Gather every line below where "сыворотки" appears.

— START Supplied data —

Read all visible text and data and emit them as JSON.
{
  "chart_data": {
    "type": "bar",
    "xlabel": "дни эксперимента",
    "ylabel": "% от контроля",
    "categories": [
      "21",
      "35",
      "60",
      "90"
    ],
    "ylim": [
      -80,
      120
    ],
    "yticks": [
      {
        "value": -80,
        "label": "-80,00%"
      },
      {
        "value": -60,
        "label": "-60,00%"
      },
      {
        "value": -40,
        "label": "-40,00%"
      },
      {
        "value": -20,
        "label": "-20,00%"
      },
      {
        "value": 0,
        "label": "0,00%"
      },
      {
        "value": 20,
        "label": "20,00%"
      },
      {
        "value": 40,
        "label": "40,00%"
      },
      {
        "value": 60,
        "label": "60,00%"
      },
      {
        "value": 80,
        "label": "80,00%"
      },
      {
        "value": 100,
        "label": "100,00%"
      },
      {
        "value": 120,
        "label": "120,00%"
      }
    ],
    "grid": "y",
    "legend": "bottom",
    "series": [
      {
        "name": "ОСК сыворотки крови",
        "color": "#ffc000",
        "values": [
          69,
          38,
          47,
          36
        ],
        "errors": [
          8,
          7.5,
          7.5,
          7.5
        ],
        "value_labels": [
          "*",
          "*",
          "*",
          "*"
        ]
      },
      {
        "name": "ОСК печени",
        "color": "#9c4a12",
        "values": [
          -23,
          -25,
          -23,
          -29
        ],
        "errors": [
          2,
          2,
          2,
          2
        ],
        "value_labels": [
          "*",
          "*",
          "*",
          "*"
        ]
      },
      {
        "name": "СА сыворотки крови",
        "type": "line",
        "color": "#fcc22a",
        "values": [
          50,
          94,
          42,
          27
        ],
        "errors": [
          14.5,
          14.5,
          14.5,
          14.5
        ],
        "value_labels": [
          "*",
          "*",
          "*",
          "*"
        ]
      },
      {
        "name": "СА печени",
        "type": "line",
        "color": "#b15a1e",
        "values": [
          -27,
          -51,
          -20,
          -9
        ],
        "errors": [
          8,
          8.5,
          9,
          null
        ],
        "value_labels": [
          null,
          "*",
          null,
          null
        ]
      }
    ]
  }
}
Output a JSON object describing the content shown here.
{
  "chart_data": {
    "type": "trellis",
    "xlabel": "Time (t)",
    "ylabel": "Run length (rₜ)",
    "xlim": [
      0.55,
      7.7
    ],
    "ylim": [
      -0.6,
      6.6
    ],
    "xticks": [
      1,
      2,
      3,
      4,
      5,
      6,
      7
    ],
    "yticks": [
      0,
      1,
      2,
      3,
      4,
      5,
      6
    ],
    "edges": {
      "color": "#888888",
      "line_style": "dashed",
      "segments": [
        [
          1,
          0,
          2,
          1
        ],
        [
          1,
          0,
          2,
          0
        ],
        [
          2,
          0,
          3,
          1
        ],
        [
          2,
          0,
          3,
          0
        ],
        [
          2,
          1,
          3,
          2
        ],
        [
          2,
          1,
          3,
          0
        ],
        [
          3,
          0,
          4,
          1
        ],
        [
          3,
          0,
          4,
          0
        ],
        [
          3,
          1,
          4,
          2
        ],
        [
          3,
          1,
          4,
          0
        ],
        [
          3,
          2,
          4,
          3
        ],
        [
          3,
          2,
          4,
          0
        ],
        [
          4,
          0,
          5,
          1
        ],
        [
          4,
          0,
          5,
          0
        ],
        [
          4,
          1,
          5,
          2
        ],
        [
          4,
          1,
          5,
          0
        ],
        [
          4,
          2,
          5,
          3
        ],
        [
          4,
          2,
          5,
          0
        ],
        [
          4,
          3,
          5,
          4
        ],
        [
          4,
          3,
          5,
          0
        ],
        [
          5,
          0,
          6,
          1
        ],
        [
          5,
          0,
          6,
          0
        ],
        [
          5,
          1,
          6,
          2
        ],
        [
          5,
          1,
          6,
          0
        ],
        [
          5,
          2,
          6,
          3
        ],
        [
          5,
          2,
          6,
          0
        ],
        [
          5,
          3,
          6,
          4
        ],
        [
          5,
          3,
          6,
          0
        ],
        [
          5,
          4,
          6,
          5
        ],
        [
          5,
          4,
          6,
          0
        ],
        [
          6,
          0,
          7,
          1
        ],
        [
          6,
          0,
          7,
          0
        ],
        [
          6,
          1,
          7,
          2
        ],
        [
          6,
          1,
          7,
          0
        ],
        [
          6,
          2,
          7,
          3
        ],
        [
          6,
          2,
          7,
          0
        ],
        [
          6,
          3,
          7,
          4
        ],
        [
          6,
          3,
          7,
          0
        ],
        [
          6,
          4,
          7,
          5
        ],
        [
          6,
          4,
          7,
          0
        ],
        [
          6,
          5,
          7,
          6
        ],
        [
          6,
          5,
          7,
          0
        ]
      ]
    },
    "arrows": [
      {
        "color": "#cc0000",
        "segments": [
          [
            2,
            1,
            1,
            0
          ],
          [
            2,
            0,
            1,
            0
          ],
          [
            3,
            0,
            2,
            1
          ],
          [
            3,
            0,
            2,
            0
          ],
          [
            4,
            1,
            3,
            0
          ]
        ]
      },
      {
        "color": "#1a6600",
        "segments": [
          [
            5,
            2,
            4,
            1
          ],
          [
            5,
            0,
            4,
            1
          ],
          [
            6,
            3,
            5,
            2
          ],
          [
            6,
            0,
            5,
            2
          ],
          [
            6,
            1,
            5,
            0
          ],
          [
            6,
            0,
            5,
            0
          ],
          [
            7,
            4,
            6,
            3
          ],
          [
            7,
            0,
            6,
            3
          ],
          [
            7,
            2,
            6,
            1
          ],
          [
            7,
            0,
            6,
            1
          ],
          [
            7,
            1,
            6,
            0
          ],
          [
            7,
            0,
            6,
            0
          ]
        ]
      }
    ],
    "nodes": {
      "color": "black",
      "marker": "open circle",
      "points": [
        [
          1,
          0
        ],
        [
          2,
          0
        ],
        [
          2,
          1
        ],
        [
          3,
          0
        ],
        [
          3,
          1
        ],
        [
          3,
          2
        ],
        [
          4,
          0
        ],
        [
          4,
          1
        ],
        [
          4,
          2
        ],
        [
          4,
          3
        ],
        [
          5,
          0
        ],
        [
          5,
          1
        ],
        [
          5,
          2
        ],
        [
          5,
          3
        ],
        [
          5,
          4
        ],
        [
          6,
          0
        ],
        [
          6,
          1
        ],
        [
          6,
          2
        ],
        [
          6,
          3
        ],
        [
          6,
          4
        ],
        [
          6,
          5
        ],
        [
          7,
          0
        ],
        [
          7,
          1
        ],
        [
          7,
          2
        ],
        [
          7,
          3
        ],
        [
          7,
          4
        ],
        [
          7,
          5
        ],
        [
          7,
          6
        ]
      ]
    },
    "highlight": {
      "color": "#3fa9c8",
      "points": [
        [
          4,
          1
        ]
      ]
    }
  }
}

— END Supplied data —

_Solution to the problem_:
        "name": "ОСК сыворотки крови",
        "name": "СА сыворотки крови",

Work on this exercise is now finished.